To do: Continue the reader comment thread below on making gasoline and methanol blends from coal, picking up after its last sentence.
::: Document segment
Why not mix 10 % Methanol in Gasolene and sell it as M10.
Chinese have plans to sell as M15 & M85.
Posted by: Max Reid | 17 December 2007 at 03:17 PM
The number of intermediate steps will lower the EROEI. I'd like to know the real reason the Kiwis abandoned the petrol end target. Conversely a problem with M10 is that methanol corrodes aluminium.
Call me sceptical but assurances that process water will be recycled and CO2 will go to EOR sound like a 'coulda' that may just get overlooked. Unless this is the start of something big it will make little dent in oil depletion.
Posted by: Aussie | 17 December 2007 at 07:24 PM
Not sure that there is more intermediate step than in standard FT process, the problem with standard process is that the output is scattered in different byproducts you are not looking for. This process has a high yield in gazoline. The overwole yield looks quite ok for a FT process : ~ 1 Metric tonne of gazoline for 3 Metric tonnes of coal.
::::::
::: Excerpted records
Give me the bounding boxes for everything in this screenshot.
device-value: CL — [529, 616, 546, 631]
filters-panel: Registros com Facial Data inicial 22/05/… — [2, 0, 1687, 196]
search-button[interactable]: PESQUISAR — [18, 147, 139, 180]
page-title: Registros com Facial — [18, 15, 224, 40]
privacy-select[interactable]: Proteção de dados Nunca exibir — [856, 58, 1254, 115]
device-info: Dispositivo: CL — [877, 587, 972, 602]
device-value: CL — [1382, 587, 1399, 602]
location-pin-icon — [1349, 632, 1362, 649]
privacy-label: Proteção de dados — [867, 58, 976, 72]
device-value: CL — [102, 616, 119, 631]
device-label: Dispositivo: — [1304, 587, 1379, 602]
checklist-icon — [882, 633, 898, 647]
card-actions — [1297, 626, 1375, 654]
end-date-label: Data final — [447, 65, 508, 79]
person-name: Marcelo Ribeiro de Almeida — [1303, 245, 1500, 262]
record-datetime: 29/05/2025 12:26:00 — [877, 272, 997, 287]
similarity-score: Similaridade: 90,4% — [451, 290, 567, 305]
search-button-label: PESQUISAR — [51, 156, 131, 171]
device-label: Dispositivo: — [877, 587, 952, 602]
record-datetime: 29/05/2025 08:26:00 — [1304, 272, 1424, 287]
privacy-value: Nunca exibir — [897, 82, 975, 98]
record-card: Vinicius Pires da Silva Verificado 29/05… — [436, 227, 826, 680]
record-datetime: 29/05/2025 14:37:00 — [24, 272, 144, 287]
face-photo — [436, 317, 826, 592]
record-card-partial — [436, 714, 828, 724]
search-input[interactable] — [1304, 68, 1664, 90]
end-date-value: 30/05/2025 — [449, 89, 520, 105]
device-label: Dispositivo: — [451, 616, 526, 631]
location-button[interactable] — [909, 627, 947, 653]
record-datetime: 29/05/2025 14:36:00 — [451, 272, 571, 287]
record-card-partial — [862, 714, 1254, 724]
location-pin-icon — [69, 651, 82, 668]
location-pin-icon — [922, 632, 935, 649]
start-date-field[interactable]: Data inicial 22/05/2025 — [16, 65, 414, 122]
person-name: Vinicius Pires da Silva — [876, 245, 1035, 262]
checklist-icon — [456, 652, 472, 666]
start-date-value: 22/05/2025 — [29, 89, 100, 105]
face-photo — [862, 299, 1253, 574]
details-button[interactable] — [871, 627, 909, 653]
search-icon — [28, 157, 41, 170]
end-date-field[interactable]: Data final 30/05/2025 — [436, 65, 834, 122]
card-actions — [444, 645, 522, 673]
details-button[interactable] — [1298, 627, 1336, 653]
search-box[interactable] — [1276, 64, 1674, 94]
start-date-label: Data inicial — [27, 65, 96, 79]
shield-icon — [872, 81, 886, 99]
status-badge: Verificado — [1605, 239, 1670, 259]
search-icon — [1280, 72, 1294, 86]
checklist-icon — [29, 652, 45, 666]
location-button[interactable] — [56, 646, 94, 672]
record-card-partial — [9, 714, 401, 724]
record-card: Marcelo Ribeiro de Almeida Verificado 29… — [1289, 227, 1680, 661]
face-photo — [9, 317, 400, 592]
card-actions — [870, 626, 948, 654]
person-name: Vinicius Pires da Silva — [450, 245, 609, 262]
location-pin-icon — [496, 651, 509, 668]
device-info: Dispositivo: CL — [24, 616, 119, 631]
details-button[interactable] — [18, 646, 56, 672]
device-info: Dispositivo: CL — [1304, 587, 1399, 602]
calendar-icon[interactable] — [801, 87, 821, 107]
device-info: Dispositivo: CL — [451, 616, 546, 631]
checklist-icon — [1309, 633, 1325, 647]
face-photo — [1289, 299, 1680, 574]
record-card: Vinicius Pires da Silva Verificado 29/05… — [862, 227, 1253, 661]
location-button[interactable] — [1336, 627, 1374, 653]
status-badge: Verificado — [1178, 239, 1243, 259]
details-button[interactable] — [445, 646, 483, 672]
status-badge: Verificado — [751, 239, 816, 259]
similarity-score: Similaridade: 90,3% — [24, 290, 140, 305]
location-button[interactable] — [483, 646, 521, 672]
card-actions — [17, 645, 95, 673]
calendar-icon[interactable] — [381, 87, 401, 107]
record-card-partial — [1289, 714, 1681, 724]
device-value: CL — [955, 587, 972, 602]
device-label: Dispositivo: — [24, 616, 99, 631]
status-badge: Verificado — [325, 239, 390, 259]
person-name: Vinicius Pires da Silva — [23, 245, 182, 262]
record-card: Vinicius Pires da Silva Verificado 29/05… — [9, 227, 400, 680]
::::::
Result of the task:
Posted by: Treehugger | 17 December 2007 at 09:02 PM
Call me sceptical but assurances that process water will be recycled and CO2 will go to EOR sound like a 'coulda' that may just get overlooked.
Injecting dirty process water back into the gasifier is probably the cheapest way of disposing of it, I would think.
Posted by: Paul D. | 17 December 2007 at 10:06 PM
Apparently the drop in the oil price a decade ago killed the project http://www.techhistory.co.nz/ThinkBig/Petrochemical%20Decisions.htm
If the zeolite process works on biomass and natural gas feedstocks instead of coal this could help. Seems Exxon Mobil hold the patent though.
Posted by: Aussie | 18 December 2007 at 01:30 AM
The PR says "synthetic gas", but it really means "synthesis gas [CO + H2]", right?
Posted by: richard schumacher | 18 December 2007 at 08:30 AM
the nominal inputs for MTG are methanol and water. How you produce the ethanol is basically irrelevant for this downstream process, as long as there are no contaminants that foul or degrade the catalyst. Unfortunately, the biggest issue is coking, which will happen with any carbonaceous feedstock.
Also, MTG is supposedly harder to control than F-T. Of course, you could avoid both if your vehicle fleet can use the methanol and DME precursors directly.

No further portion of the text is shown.